> GOAL
In the data below, locate each line with the word "content" and list it.

/---

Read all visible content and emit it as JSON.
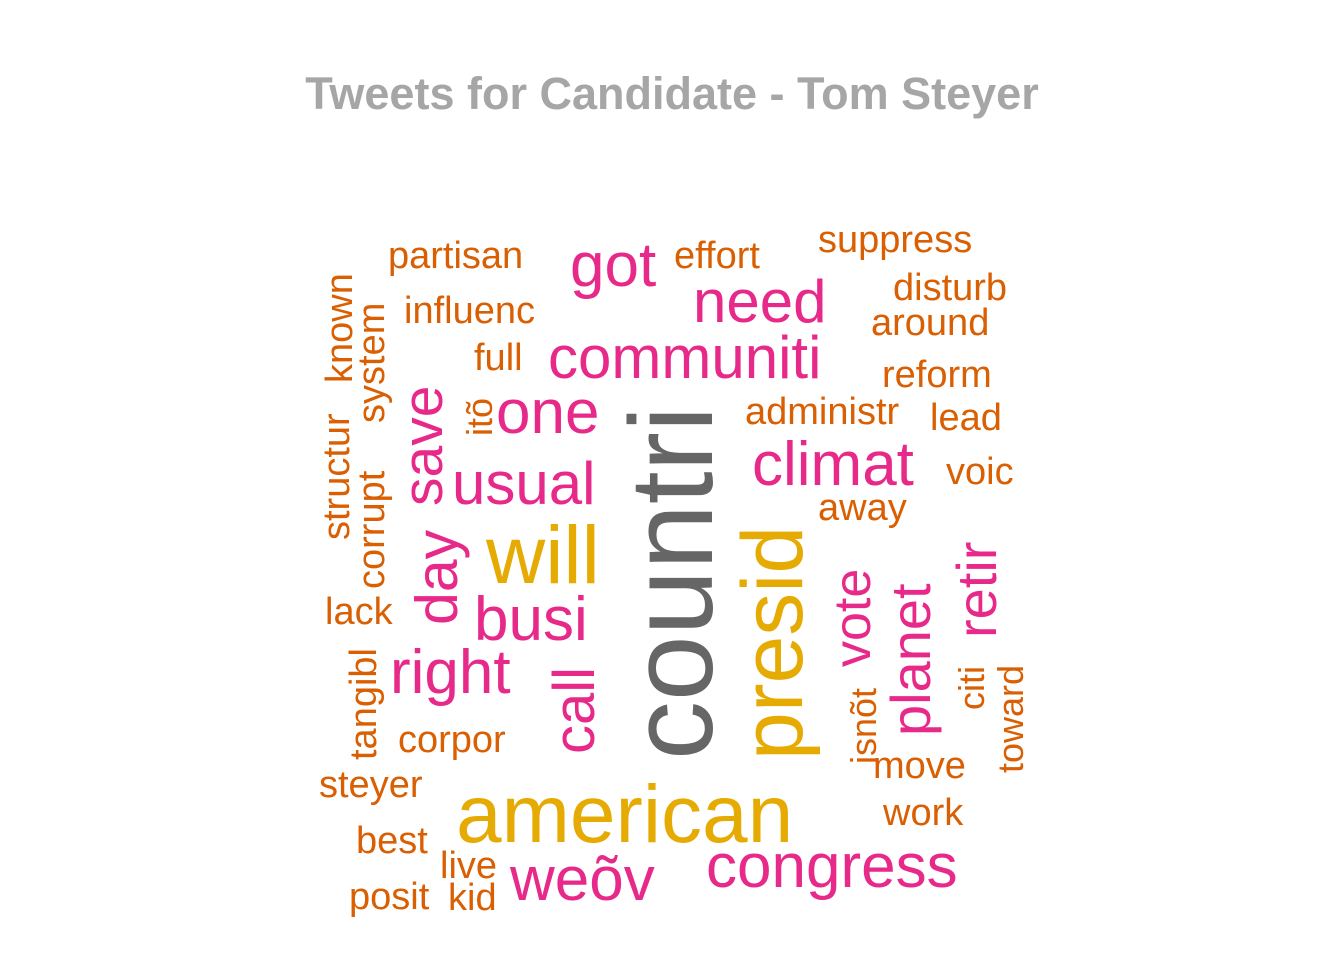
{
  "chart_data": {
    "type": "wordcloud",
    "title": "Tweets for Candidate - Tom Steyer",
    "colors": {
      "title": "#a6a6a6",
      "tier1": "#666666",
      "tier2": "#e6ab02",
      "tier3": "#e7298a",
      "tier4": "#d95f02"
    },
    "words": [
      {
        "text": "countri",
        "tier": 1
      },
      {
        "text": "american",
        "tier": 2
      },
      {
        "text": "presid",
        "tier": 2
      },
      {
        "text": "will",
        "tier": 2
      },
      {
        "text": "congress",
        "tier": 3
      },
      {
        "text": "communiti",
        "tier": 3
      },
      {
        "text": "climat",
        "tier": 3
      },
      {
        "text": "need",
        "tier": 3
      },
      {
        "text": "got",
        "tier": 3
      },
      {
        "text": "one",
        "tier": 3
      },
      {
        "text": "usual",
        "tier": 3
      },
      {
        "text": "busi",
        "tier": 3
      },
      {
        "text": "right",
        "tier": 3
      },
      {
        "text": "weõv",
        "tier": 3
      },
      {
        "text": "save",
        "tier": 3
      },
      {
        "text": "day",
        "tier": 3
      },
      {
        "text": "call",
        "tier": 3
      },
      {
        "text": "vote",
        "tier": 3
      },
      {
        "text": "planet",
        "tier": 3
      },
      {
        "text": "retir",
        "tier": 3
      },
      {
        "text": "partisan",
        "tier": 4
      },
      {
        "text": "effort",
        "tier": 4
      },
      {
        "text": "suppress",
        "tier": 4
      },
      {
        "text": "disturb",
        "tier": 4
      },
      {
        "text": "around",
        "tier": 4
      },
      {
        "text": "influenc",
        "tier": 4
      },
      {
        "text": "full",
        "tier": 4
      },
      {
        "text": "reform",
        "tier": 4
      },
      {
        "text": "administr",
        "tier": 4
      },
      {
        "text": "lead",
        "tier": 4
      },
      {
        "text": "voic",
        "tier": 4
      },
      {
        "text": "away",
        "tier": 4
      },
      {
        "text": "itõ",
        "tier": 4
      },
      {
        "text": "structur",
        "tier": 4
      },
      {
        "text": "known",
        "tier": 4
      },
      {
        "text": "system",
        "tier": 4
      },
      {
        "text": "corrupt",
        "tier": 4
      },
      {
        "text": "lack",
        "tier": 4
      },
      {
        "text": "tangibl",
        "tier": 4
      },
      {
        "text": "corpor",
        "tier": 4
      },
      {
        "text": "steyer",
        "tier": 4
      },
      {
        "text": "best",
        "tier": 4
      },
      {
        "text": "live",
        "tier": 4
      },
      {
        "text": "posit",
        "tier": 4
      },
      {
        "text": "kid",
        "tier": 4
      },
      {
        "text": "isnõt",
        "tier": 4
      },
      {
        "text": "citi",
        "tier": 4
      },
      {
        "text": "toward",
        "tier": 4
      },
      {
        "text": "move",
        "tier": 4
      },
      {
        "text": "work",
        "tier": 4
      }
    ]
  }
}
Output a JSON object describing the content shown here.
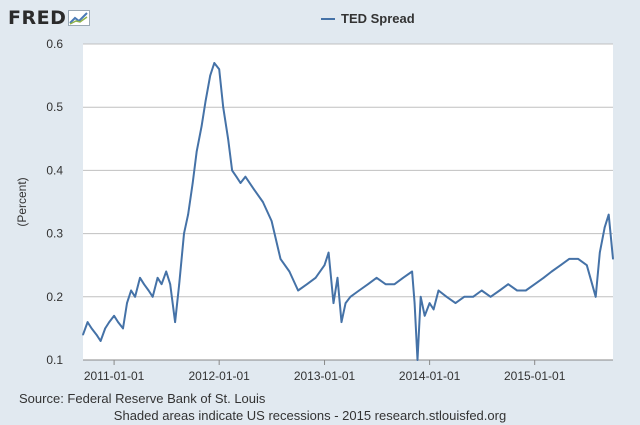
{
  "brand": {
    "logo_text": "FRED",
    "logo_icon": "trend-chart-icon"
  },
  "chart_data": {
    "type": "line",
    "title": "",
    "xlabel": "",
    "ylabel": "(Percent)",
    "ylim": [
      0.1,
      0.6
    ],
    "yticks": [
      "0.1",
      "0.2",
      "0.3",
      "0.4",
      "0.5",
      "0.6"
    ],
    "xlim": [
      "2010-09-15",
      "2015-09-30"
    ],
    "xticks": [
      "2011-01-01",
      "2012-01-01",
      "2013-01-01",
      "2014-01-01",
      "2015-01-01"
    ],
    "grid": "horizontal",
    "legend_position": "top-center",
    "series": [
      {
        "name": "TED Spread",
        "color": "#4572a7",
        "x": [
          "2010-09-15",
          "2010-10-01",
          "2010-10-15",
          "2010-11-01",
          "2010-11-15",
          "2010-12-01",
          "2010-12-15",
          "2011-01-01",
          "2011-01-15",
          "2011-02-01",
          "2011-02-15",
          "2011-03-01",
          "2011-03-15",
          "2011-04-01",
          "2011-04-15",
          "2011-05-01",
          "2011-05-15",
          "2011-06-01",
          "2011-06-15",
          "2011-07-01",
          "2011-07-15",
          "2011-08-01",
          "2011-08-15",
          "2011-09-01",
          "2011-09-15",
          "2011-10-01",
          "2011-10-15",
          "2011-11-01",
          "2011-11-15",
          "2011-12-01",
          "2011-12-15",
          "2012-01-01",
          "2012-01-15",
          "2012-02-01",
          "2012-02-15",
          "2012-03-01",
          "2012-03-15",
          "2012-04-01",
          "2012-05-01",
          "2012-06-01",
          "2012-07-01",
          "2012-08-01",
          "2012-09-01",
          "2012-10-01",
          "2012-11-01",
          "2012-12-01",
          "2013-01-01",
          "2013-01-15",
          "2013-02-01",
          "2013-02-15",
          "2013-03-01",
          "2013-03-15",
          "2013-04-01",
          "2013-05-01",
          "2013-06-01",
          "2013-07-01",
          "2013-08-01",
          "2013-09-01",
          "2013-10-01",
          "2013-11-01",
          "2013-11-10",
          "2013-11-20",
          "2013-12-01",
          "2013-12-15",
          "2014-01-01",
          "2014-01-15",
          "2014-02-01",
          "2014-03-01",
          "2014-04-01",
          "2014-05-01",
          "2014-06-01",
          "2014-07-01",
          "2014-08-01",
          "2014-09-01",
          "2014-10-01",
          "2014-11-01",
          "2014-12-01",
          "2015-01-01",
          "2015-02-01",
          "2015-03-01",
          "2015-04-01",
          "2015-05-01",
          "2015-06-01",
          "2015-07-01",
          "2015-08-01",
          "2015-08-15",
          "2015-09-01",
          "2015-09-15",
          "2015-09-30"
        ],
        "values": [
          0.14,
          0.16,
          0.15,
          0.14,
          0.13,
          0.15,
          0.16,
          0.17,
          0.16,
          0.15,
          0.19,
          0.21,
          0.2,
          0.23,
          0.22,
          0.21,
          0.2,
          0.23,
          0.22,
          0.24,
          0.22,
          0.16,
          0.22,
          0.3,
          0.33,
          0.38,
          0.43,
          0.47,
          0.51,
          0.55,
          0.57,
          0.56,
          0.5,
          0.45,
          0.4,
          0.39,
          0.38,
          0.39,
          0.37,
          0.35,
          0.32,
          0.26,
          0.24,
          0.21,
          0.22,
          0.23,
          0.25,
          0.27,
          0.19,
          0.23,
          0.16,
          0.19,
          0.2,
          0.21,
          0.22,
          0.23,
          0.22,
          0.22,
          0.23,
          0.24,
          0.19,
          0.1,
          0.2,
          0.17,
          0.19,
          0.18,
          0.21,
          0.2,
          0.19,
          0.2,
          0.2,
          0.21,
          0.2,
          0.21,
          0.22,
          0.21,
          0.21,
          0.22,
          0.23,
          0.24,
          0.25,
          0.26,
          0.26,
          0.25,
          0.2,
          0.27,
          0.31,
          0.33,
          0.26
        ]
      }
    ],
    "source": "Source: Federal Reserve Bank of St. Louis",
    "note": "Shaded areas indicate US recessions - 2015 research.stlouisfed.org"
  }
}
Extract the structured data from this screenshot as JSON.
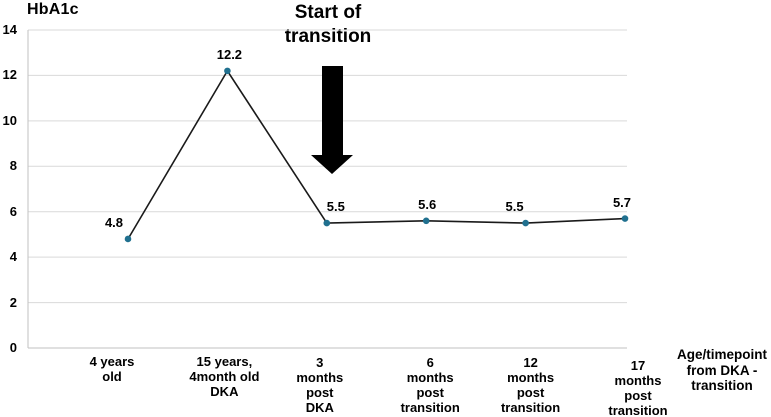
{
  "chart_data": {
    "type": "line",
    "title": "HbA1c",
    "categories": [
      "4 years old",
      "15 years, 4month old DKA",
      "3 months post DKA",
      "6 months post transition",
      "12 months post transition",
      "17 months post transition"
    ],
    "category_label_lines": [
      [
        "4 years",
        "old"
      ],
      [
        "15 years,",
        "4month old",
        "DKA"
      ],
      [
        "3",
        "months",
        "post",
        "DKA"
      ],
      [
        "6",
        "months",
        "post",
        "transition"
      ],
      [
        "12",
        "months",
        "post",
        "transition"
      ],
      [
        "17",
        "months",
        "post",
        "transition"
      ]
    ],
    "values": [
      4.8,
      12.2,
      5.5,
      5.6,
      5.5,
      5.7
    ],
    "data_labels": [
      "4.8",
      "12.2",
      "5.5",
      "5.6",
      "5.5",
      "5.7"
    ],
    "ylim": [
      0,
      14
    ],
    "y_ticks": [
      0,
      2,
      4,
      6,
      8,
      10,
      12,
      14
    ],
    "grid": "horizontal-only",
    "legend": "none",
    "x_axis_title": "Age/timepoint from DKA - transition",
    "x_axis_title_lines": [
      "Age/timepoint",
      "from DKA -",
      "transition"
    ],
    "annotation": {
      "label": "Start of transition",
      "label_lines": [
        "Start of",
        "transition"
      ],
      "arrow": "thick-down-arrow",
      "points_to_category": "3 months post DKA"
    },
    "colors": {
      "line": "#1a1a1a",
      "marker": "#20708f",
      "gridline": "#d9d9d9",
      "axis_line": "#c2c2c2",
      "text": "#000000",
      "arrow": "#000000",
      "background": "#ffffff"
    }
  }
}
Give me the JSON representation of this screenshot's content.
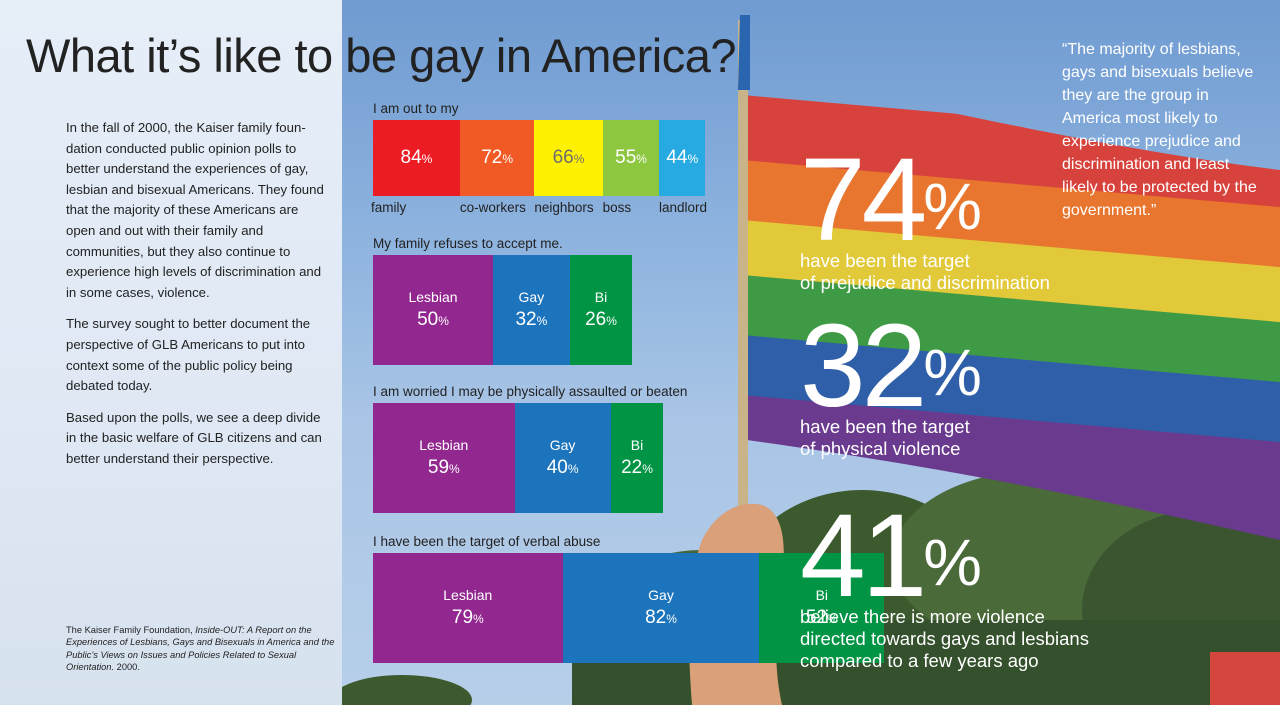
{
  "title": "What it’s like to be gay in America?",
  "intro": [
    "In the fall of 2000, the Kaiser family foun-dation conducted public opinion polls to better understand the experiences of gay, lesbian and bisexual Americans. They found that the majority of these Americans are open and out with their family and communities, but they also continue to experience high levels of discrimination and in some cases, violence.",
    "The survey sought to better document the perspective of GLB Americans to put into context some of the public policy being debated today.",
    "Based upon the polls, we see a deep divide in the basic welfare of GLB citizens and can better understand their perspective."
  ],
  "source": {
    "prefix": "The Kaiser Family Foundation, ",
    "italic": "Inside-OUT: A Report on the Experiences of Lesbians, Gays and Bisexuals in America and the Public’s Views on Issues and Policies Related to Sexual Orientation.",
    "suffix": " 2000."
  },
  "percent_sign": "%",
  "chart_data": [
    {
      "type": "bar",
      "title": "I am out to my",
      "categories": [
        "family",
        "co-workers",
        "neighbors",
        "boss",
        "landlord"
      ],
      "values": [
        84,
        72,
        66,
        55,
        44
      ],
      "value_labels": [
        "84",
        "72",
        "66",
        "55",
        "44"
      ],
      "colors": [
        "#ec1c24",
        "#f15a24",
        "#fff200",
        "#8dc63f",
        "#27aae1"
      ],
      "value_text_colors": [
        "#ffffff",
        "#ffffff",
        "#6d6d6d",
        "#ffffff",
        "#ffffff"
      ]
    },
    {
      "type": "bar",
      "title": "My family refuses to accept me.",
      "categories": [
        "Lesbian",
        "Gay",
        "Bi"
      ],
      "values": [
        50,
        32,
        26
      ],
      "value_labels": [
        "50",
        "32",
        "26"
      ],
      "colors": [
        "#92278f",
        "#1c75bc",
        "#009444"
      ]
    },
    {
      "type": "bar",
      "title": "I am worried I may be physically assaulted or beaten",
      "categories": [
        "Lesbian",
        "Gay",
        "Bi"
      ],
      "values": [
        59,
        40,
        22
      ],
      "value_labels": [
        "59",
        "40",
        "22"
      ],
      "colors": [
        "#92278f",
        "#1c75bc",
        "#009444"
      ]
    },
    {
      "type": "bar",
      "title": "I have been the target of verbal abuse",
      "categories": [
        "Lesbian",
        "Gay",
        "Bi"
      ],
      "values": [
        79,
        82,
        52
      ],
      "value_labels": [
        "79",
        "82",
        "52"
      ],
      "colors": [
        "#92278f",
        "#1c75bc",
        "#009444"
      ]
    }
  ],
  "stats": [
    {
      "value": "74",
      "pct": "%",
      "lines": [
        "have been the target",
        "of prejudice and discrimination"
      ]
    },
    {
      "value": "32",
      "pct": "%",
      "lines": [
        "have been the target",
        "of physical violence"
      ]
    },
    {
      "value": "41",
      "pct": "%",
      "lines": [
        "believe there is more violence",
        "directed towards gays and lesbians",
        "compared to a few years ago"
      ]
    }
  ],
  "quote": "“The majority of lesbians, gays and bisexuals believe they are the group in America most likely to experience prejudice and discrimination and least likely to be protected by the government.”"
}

\---

> SOLUTION FOR THIS PROBLEM
Read all visible content and emit it as JSON.
Output a JSON object describing the content shown here.
Give me the JSON representation of this screenshot's content.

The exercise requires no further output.